Take all the material and copy it exactly.

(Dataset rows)
..............................
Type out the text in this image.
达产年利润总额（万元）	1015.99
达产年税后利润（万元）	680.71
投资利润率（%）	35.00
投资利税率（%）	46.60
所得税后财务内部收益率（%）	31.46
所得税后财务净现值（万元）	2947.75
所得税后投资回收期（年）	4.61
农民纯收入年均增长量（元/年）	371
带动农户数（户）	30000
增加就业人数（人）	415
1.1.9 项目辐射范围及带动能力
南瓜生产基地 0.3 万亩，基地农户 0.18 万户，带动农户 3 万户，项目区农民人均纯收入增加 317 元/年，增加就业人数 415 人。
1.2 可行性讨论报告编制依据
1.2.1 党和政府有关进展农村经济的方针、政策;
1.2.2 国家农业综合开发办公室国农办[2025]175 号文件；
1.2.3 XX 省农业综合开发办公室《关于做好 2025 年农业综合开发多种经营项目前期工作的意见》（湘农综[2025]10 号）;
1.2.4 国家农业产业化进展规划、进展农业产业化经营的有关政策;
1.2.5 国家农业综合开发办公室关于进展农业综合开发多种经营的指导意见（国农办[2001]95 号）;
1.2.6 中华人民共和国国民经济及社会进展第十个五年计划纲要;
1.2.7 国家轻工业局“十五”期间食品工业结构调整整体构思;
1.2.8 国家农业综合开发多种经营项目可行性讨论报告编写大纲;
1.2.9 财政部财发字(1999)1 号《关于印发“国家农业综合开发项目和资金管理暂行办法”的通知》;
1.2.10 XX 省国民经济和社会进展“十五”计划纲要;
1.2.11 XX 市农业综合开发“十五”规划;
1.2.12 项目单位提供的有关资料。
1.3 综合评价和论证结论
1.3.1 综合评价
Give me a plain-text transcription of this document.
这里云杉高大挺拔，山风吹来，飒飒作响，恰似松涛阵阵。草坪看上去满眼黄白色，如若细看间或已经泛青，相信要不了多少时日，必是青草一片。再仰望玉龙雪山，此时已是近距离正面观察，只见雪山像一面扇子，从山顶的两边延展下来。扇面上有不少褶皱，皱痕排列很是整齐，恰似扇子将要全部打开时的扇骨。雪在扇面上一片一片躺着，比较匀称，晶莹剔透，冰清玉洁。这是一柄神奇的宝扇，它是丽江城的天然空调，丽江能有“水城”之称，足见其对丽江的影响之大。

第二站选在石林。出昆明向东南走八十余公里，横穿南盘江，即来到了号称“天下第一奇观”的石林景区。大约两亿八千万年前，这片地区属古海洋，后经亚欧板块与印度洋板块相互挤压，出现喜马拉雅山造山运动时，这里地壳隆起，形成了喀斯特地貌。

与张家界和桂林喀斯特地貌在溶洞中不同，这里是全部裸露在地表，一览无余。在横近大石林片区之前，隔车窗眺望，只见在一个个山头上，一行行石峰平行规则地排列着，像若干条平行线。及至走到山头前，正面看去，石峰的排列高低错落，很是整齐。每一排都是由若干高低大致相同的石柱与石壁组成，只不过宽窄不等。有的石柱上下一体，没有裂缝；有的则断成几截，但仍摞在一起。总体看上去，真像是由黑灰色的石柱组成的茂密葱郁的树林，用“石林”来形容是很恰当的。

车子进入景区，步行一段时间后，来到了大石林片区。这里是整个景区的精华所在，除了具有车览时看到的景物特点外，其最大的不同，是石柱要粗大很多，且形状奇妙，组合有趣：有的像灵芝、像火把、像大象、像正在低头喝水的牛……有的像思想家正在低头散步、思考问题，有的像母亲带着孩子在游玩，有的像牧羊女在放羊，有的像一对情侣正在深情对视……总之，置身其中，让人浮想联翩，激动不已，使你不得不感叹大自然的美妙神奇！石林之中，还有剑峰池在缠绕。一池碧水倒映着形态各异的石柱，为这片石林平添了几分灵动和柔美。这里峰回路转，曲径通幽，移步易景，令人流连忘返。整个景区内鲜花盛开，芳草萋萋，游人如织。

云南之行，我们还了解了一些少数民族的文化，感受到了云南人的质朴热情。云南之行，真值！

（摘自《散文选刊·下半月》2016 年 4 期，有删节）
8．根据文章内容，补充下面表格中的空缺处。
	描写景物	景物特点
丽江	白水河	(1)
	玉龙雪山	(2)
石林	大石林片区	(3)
..............................
## EXERCISE ANSWER
Type out the text in this image.
达产年利润总额（万元）	1015.99
达产年税后利润（万元）	680.71
投资利润率（%）	35.00
投资利税率（%）	46.60
所得税后财务内部收益率（%）	31.46
所得税后财务净现值（万元）	2947.75
所得税后投资回收期（年）	4.61
农民纯收入年均增长量（元/年）	371
带动农户数（户）	30000
增加就业人数（人）	415
1.1.9 项目辐射范围及带动能力
南瓜生产基地 0.3 万亩，基地农户 0.18 万户，带动农户 3 万户，项目区农民人均纯收入增加 317 元/年，增加就业人数 415 人。
1.2 可行性讨论报告编制依据
1.2.1 党和政府有关进展农村经济的方针、政策;
1.2.2 国家农业综合开发办公室国农办[2025]175 号文件；
1.2.3 XX 省农业综合开发办公室《关于做好 2025 年农业综合开发多种经营项目前期工作的意见》（湘农综[2025]10 号）;
1.2.4 国家农业产业化进展规划、进展农业产业化经营的有关政策;
1.2.5 国家农业综合开发办公室关于进展农业综合开发多种经营的指导意见（国农办[2001]95 号）;
1.2.6 中华人民共和国国民经济及社会进展第十个五年计划纲要;
1.2.7 国家轻工业局“十五”期间食品工业结构调整整体构思;
1.2.8 国家农业综合开发多种经营项目可行性讨论报告编写大纲;
1.2.9 财政部财发字(1999)1 号《关于印发“国家农业综合开发项目和资金管理暂行办法”的通知》;
1.2.10 XX 省国民经济和社会进展“十五”计划纲要;
1.2.11 XX 市农业综合开发“十五”规划;
1.2.12 项目单位提供的有关资料。
1.3 综合评价和论证结论
1.3.1 综合评价
Give me a plain-text transcription of this document.
这里云杉高大挺拔，山风吹来，飒飒作响，恰似松涛阵阵。草坪看上去满眼黄白色，如若细看间或已经泛青，相信要不了多少时日，必是青草一片。再仰望玉龙雪山，此时已是近距离正面观察，只见雪山像一面扇子，从山顶的两边延展下来。扇面上有不少褶皱，皱痕排列很是整齐，恰似扇子将要全部打开时的扇骨。雪在扇面上一片一片躺着，比较匀称，晶莹剔透，冰清玉洁。这是一柄神奇的宝扇，它是丽江城的天然空调，丽江能有“水城”之称，足见其对丽江的影响之大。

第二站选在石林。出昆明向东南走八十余公里，横穿南盘江，即来到了号称“天下第一奇观”的石林景区。大约两亿八千万年前，这片地区属古海洋，后经亚欧板块与印度洋板块相互挤压，出现喜马拉雅山造山运动时，这里地壳隆起，形成了喀斯特地貌。

与张家界和桂林喀斯特地貌在溶洞中不同，这里是全部裸露在地表，一览无余。在横近大石林片区之前，隔车窗眺望，只见在一个个山头上，一行行石峰平行规则地排列着，像若干条平行线。及至走到山头前，正面看去，石峰的排列高低错落，很是整齐。每一排都是由若干高低大致相同的石柱与石壁组成，只不过宽窄不等。有的石柱上下一体，没有裂缝；有的则断成几截，但仍摞在一起。总体看上去，真像是由黑灰色的石柱组成的茂密葱郁的树林，用“石林”来形容是很恰当的。

车子进入景区，步行一段时间后，来到了大石林片区。这里是整个景区的精华所在，除了具有车览时看到的景物特点外，其最大的不同，是石柱要粗大很多，且形状奇妙，组合有趣：有的像灵芝、像火把、像大象、像正在低头喝水的牛……有的像思想家正在低头散步、思考问题，有的像母亲带着孩子在游玩，有的像牧羊女在放羊，有的像一对情侣正在深情对视……总之，置身其中，让人浮想联翩，激动不已，使你不得不感叹大自然的美妙神奇！石林之中，还有剑峰池在缠绕。一池碧水倒映着形态各异的石柱，为这片石林平添了几分灵动和柔美。这里峰回路转，曲径通幽，移步易景，令人流连忘返。整个景区内鲜花盛开，芳草萋萋，游人如织。

云南之行，我们还了解了一些少数民族的文化，感受到了云南人的质朴热情。云南之行，真值！

（摘自《散文选刊·下半月》2016 年 4 期，有删节）
8．根据文章内容，补充下面表格中的空缺处。
	描写景物	景物特点
丽江	白水河	(1)
	玉龙雪山	(2)
石林	大石林片区	(3)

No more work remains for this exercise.